▶ **STATED PROBLEM**
Copy out every line of the records where the string "illustration" occurs.

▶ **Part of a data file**
--- --- ---
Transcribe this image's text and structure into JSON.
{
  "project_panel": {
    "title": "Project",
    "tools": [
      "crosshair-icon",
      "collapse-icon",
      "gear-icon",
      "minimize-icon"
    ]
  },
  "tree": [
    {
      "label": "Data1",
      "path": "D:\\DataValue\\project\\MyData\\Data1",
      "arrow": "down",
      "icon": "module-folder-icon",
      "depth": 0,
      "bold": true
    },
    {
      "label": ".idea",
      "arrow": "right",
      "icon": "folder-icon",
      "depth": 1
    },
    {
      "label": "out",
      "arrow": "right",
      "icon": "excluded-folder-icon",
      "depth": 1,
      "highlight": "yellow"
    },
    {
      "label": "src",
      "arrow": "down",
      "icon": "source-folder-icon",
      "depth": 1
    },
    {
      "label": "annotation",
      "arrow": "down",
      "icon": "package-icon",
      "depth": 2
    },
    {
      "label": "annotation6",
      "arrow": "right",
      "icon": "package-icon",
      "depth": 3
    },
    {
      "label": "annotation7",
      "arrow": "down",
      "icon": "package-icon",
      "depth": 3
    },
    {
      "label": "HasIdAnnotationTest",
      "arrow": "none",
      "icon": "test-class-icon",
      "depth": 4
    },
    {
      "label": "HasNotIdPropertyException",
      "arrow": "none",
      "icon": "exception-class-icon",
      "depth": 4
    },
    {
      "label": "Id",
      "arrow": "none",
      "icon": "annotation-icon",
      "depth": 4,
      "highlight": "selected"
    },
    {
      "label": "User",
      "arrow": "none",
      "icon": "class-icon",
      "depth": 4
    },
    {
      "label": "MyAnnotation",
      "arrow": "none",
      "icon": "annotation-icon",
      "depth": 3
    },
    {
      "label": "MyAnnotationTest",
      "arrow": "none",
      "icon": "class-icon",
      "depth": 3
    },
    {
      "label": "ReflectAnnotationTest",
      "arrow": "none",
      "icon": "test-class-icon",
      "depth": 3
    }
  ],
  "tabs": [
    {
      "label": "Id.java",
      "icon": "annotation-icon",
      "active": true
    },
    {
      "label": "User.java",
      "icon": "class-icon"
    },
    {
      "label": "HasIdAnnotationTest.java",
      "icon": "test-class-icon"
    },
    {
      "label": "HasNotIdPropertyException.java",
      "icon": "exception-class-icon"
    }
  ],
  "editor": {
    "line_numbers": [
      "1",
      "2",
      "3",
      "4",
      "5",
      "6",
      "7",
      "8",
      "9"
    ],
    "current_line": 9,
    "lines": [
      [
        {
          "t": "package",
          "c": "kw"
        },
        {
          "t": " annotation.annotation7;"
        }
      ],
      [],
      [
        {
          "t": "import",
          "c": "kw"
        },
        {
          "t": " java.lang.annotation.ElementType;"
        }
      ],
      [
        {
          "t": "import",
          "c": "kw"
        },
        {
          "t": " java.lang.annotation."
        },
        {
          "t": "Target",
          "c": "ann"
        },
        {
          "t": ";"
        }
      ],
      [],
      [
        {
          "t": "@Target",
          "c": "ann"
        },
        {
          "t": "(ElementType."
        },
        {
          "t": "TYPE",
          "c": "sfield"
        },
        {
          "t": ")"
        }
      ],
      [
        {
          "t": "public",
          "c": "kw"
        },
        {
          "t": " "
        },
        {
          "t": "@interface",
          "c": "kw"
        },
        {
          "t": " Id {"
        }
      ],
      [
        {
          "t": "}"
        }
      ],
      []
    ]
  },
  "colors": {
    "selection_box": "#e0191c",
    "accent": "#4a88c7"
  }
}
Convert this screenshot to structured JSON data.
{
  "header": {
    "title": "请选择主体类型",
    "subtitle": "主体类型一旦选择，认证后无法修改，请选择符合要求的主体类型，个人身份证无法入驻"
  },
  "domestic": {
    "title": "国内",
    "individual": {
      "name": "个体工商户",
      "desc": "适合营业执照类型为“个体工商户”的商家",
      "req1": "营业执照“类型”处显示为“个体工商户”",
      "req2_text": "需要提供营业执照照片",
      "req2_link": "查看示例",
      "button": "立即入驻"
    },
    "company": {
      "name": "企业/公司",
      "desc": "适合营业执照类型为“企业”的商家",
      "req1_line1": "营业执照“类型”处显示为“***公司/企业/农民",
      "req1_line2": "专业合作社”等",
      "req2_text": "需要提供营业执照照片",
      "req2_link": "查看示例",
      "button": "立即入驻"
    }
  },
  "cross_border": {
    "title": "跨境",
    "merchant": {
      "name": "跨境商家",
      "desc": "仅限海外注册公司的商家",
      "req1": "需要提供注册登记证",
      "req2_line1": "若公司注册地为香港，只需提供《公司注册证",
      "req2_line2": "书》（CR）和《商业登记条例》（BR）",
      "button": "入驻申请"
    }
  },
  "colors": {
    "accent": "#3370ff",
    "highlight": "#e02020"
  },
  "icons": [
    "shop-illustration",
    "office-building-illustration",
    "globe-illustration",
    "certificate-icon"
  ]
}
--- --- ---
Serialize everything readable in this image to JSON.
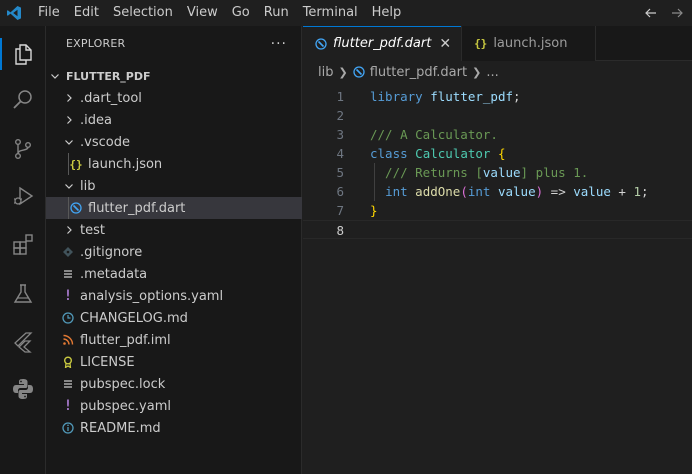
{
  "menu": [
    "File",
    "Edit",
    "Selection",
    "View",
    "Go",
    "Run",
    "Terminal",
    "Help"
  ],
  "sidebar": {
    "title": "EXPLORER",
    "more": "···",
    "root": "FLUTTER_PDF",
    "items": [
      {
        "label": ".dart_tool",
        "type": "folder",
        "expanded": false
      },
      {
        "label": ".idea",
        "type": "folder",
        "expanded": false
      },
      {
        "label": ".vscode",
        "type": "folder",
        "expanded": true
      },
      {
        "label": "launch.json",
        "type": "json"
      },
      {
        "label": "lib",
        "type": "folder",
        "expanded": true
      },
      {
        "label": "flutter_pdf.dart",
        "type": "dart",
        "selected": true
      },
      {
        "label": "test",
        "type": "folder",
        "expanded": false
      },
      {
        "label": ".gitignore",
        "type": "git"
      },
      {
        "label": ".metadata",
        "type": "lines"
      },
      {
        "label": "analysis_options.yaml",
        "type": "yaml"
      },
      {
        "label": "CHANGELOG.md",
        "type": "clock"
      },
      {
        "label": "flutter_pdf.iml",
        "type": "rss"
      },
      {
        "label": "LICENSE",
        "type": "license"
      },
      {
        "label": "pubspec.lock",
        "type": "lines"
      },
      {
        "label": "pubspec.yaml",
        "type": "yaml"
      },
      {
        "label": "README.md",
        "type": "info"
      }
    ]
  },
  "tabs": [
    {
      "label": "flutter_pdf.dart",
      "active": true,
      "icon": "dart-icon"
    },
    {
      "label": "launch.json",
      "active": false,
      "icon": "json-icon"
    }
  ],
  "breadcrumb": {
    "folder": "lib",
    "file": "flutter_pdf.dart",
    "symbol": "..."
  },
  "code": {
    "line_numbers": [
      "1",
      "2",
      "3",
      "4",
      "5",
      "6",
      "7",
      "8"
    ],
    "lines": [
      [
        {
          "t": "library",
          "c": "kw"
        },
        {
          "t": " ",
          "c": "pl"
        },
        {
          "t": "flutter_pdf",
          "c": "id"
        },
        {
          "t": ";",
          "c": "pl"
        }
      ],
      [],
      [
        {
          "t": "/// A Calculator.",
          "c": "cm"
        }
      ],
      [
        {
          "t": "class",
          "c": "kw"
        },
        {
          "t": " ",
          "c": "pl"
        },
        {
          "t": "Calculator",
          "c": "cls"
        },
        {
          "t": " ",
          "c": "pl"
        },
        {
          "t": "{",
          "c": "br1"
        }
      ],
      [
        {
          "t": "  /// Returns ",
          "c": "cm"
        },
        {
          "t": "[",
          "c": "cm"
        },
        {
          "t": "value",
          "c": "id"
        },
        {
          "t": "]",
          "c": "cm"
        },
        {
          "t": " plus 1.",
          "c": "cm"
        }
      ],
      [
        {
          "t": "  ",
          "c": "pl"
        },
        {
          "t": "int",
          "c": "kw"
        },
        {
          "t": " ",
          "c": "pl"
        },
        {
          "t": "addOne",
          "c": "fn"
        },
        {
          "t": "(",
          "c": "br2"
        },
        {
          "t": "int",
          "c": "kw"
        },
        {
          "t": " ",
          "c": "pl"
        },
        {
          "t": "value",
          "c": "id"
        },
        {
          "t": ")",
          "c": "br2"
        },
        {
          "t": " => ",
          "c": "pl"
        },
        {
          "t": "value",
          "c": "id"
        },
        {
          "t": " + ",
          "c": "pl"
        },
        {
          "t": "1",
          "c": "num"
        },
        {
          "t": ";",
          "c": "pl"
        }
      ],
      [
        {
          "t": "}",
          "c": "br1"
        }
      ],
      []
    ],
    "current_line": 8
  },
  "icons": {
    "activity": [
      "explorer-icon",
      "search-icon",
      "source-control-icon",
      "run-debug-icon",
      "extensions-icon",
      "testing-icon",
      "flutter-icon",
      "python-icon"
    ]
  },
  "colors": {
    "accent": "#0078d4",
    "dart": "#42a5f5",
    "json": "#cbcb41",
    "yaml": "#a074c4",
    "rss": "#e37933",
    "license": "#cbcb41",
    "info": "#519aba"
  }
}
--- --- ---
▶ **PROBLEM SOLUTION**
    "shop-illustration",
    "office-building-illustration",
    "globe-illustration",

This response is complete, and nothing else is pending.